Data entries for graphics
** START **
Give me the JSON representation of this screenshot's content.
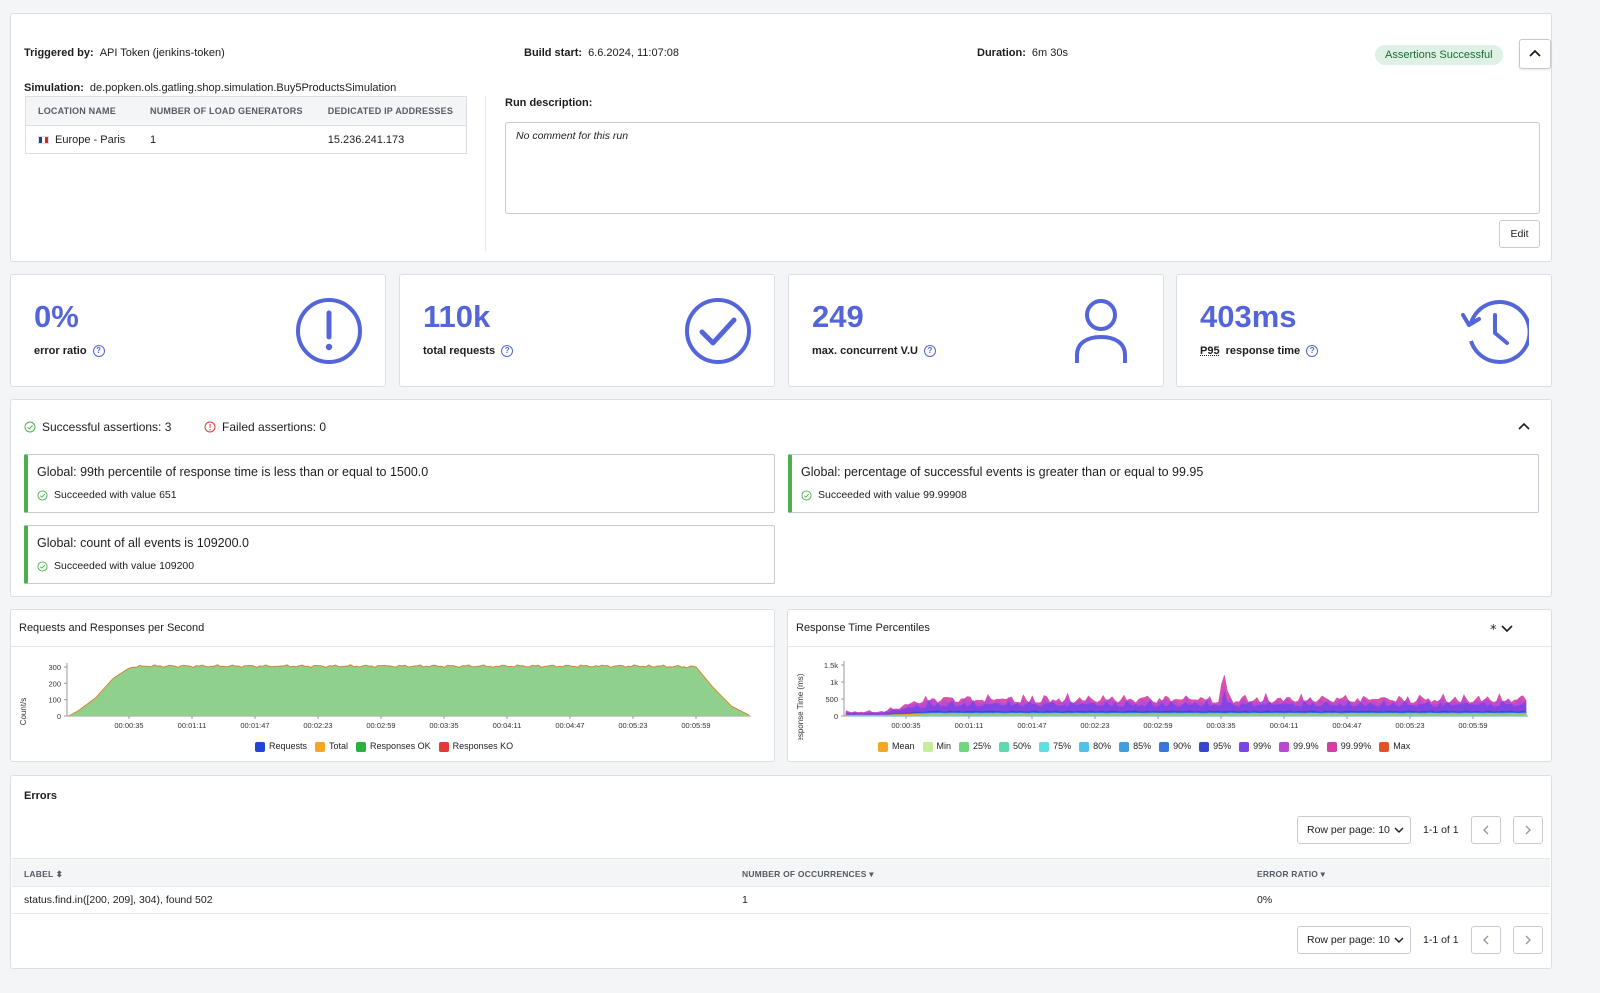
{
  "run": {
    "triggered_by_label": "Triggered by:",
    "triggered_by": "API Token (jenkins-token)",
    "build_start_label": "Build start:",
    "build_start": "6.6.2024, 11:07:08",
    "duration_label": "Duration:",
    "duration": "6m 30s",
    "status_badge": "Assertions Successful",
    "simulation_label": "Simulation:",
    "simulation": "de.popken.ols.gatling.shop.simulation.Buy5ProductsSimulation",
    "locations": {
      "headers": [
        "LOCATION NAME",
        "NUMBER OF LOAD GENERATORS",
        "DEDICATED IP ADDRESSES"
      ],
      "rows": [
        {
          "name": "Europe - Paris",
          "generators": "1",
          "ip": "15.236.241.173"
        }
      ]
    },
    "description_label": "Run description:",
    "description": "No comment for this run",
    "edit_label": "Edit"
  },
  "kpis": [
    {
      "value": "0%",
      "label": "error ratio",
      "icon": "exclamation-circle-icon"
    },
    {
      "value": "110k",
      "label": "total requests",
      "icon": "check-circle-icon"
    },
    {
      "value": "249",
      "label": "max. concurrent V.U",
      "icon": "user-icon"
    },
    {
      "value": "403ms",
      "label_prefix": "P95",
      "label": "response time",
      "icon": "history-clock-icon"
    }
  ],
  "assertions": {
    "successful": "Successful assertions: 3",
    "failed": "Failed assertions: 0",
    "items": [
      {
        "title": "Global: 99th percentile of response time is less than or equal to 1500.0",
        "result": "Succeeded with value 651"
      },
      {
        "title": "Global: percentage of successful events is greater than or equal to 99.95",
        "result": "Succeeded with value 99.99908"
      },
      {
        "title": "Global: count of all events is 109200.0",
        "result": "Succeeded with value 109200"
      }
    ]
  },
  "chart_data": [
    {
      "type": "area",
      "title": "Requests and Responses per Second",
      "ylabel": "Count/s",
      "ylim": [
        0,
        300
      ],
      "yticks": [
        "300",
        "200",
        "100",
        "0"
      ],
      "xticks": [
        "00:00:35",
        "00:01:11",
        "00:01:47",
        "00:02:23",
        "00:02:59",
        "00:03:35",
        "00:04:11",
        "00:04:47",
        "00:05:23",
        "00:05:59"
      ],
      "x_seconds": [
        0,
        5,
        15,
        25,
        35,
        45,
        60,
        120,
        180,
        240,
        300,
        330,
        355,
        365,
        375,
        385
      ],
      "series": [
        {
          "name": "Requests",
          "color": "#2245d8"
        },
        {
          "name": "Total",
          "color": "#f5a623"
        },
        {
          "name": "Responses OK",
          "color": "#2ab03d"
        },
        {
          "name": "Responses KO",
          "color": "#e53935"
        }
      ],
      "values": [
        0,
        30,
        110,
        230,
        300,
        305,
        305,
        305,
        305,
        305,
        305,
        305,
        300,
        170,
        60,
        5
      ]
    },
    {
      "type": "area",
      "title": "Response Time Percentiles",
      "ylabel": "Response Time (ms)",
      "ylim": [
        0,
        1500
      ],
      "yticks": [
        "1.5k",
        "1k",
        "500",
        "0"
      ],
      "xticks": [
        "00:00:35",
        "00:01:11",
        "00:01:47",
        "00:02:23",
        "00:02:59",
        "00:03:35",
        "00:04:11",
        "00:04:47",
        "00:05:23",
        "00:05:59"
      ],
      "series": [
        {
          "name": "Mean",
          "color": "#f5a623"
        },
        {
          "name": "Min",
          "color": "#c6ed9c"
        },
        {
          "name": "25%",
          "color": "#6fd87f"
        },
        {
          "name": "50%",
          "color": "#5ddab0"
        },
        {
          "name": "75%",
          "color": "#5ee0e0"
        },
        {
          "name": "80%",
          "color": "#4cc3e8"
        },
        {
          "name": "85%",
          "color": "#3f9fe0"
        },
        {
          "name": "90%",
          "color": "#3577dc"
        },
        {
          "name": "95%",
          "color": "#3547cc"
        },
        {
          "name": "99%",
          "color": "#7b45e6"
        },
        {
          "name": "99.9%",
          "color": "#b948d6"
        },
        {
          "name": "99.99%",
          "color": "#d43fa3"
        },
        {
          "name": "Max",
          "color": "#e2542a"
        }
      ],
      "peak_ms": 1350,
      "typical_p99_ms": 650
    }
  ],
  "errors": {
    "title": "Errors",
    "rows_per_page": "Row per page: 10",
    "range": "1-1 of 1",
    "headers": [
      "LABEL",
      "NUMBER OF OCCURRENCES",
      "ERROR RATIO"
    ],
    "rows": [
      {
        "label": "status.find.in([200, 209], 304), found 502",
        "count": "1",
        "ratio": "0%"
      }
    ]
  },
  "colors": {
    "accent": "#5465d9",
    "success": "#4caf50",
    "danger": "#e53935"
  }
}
** END **
Omit the pictures, then output the rest of the listing exactly.

## FULL RESPONSE
Give me the JSON representation of this screenshot's content.
{
  "run": {
    "triggered_by_label": "Triggered by:",
    "triggered_by": "API Token (jenkins-token)",
    "build_start_label": "Build start:",
    "build_start": "6.6.2024, 11:07:08",
    "duration_label": "Duration:",
    "duration": "6m 30s",
    "status_badge": "Assertions Successful",
    "simulation_label": "Simulation:",
    "simulation": "de.popken.ols.gatling.shop.simulation.Buy5ProductsSimulation",
    "locations": {
      "headers": [
        "LOCATION NAME",
        "NUMBER OF LOAD GENERATORS",
        "DEDICATED IP ADDRESSES"
      ],
      "rows": [
        {
          "name": "Europe - Paris",
          "generators": "1",
          "ip": "15.236.241.173"
        }
      ]
    },
    "description_label": "Run description:",
    "description": "No comment for this run",
    "edit_label": "Edit"
  },
  "kpis": [
    {
      "value": "0%",
      "label": "error ratio",
      "icon": "exclamation-circle-icon"
    },
    {
      "value": "110k",
      "label": "total requests",
      "icon": "check-circle-icon"
    },
    {
      "value": "249",
      "label": "max. concurrent V.U",
      "icon": "user-icon"
    },
    {
      "value": "403ms",
      "label_prefix": "P95",
      "label": "response time",
      "icon": "history-clock-icon"
    }
  ],
  "assertions": {
    "successful": "Successful assertions: 3",
    "failed": "Failed assertions: 0",
    "items": [
      {
        "title": "Global: 99th percentile of response time is less than or equal to 1500.0",
        "result": "Succeeded with value 651"
      },
      {
        "title": "Global: percentage of successful events is greater than or equal to 99.95",
        "result": "Succeeded with value 99.99908"
      },
      {
        "title": "Global: count of all events is 109200.0",
        "result": "Succeeded with value 109200"
      }
    ]
  },
  "chart_data": [
    {
      "type": "area",
      "title": "Requests and Responses per Second",
      "ylabel": "Count/s",
      "ylim": [
        0,
        300
      ],
      "yticks": [
        "300",
        "200",
        "100",
        "0"
      ],
      "xticks": [
        "00:00:35",
        "00:01:11",
        "00:01:47",
        "00:02:23",
        "00:02:59",
        "00:03:35",
        "00:04:11",
        "00:04:47",
        "00:05:23",
        "00:05:59"
      ],
      "x_seconds": [
        0,
        5,
        15,
        25,
        35,
        45,
        60,
        120,
        180,
        240,
        300,
        330,
        355,
        365,
        375,
        385
      ],
      "series": [
        {
          "name": "Requests",
          "color": "#2245d8"
        },
        {
          "name": "Total",
          "color": "#f5a623"
        },
        {
          "name": "Responses OK",
          "color": "#2ab03d"
        },
        {
          "name": "Responses KO",
          "color": "#e53935"
        }
      ],
      "values": [
        0,
        30,
        110,
        230,
        300,
        305,
        305,
        305,
        305,
        305,
        305,
        305,
        300,
        170,
        60,
        5
      ]
    },
    {
      "type": "area",
      "title": "Response Time Percentiles",
      "ylabel": "Response Time (ms)",
      "ylim": [
        0,
        1500
      ],
      "yticks": [
        "1.5k",
        "1k",
        "500",
        "0"
      ],
      "xticks": [
        "00:00:35",
        "00:01:11",
        "00:01:47",
        "00:02:23",
        "00:02:59",
        "00:03:35",
        "00:04:11",
        "00:04:47",
        "00:05:23",
        "00:05:59"
      ],
      "series": [
        {
          "name": "Mean",
          "color": "#f5a623"
        },
        {
          "name": "Min",
          "color": "#c6ed9c"
        },
        {
          "name": "25%",
          "color": "#6fd87f"
        },
        {
          "name": "50%",
          "color": "#5ddab0"
        },
        {
          "name": "75%",
          "color": "#5ee0e0"
        },
        {
          "name": "80%",
          "color": "#4cc3e8"
        },
        {
          "name": "85%",
          "color": "#3f9fe0"
        },
        {
          "name": "90%",
          "color": "#3577dc"
        },
        {
          "name": "95%",
          "color": "#3547cc"
        },
        {
          "name": "99%",
          "color": "#7b45e6"
        },
        {
          "name": "99.9%",
          "color": "#b948d6"
        },
        {
          "name": "99.99%",
          "color": "#d43fa3"
        },
        {
          "name": "Max",
          "color": "#e2542a"
        }
      ],
      "peak_ms": 1350,
      "typical_p99_ms": 650
    }
  ],
  "errors": {
    "title": "Errors",
    "rows_per_page": "Row per page: 10",
    "range": "1-1 of 1",
    "headers": [
      "LABEL",
      "NUMBER OF OCCURRENCES",
      "ERROR RATIO"
    ],
    "rows": [
      {
        "label": "status.find.in([200, 209], 304), found 502",
        "count": "1",
        "ratio": "0%"
      }
    ]
  },
  "colors": {
    "accent": "#5465d9",
    "success": "#4caf50",
    "danger": "#e53935"
  }
}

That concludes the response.